QUOTED PASSAGE:

######

Never was my observation “It’s easy to be green when it’s not personal,” more obvious than today. As population increases and suburbanization encroaches on previously rural countryside, each new settler or squatter must face their own deleterious impact on the environment.

Most people do not have the luxury or the desire to buy 90 acres, build a house in the corner and leave the rest as a prairie dog town. It’s easier to buy or build a house on a lot in a development that has already been cleared and zoned residential. Kiss the prairie dog, coyote, spotted owl, spikedace, minnow, wetland and farmer or rancher habitat goodbye. Out of sight, out of mind.

When the developer and city council rezoned and annexed the development, they based their decision on what was personal to them – money and tax receipts.For the new homeowner, any “guilt or concern” they might have had over their personal impact is simply out of sight, out of mind. Yet, it is often these same “Now that I’ve got mine, I draw the line!” newcomers that support the stringent, sometimes justified but often frivolous restrictive edicts on others’ private property.

######

EXTRACTED ENTRIES:
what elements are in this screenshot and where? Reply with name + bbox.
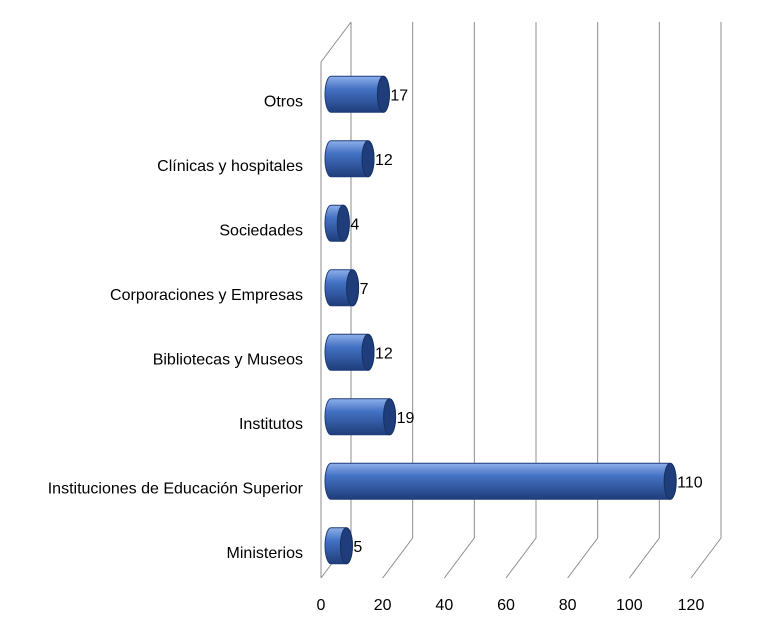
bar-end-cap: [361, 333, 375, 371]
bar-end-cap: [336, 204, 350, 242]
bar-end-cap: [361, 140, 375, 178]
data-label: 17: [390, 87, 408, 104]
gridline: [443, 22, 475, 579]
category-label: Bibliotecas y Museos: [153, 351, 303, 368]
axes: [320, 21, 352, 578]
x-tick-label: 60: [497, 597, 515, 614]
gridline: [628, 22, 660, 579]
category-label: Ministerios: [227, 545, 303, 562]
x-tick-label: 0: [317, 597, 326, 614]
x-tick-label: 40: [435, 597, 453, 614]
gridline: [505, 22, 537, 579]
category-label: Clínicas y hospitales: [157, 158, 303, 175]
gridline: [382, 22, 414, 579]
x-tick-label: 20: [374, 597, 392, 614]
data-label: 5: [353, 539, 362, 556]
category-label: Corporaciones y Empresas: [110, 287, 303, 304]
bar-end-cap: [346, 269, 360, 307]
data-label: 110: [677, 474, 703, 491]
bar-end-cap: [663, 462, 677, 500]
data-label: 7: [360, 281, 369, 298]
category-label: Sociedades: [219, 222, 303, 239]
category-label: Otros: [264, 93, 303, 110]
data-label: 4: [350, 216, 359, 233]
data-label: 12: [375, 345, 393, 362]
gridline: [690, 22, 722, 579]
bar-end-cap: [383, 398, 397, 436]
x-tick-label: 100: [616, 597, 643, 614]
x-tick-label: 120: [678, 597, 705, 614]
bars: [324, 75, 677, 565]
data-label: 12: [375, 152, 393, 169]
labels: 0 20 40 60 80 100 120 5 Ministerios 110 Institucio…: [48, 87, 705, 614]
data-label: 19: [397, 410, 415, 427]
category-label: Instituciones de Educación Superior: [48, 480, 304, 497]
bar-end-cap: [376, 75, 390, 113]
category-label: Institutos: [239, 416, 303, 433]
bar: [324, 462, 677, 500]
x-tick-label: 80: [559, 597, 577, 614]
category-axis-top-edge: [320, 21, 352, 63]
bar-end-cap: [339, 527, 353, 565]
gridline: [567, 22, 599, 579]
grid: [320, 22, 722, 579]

######

GOAL OF THE EXERCISE: In the commentary on suburban growth above, condense the paragraph beginning "Most people do not have the luxury" into two sentences that keep its main points.

RESPONSE FOR THIS EXERCISE: Few people can or want to buy 90 acres, build in one corner and leave the rest as prairie dog habitat, so most buy or build on a lot in a development already cleared and zoned residential. That displaces wildlife such as prairie dogs, coyotes, spotted owls, spikedace and minnows, as well as wetlands and farm or ranch land, and the loss goes unnoticed: out of sight, out of mind.